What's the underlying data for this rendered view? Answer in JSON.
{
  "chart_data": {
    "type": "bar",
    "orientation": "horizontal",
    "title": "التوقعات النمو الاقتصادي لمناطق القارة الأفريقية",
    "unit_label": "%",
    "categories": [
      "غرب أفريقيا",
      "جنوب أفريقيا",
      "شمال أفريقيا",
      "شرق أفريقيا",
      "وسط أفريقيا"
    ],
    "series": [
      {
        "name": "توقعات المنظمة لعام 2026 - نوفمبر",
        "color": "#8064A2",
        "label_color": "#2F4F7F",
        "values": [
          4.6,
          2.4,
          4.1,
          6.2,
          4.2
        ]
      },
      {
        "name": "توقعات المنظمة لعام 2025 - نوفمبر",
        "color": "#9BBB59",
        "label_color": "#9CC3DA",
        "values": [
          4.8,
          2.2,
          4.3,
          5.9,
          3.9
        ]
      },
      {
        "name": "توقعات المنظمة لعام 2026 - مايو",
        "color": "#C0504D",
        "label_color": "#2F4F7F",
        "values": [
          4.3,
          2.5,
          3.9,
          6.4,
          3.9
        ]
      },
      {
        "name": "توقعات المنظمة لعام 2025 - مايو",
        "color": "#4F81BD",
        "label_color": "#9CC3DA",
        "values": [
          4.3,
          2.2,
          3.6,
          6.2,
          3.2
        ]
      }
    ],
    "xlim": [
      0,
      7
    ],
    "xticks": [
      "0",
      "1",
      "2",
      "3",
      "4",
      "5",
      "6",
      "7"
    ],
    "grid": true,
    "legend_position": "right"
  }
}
...
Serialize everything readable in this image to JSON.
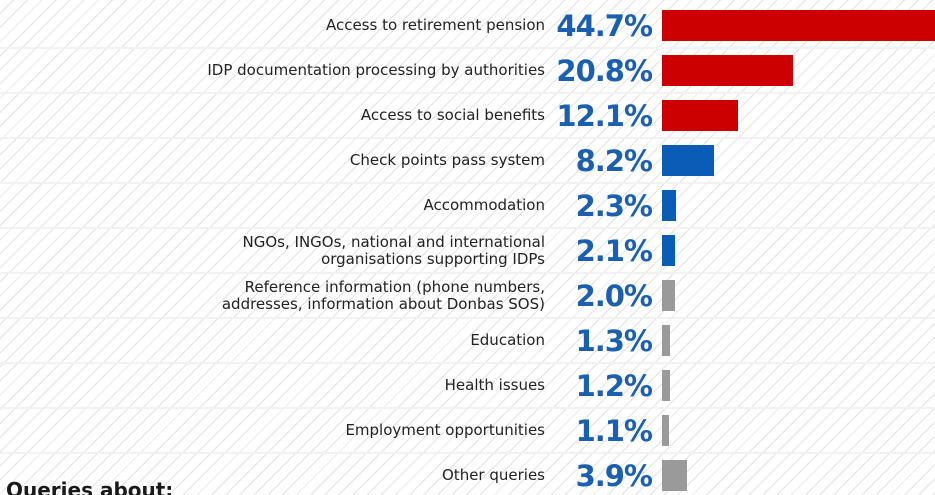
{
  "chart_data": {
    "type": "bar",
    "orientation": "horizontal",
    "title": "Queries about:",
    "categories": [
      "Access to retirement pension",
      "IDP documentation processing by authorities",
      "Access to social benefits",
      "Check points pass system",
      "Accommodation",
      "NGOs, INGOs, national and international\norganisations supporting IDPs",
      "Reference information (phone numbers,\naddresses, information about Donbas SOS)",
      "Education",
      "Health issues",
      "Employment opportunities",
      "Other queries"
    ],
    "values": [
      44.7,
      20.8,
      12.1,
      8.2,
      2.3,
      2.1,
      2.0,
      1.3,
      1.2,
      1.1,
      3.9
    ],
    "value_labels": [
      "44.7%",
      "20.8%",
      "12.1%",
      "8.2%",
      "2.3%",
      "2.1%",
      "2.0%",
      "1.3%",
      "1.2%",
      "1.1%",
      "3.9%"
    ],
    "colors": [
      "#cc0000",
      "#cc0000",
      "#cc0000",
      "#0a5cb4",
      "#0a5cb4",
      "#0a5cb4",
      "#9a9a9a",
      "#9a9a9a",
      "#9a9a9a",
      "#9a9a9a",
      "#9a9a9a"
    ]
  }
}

▶ **WHAT YOU ARE ASKED TO DO**:
Scan the material above for the word "Access". Copy each line where it occurs.

▶ **REPLY TO THE EXERCISE**:
      "Access to retirement pension",
      "Access to social benefits",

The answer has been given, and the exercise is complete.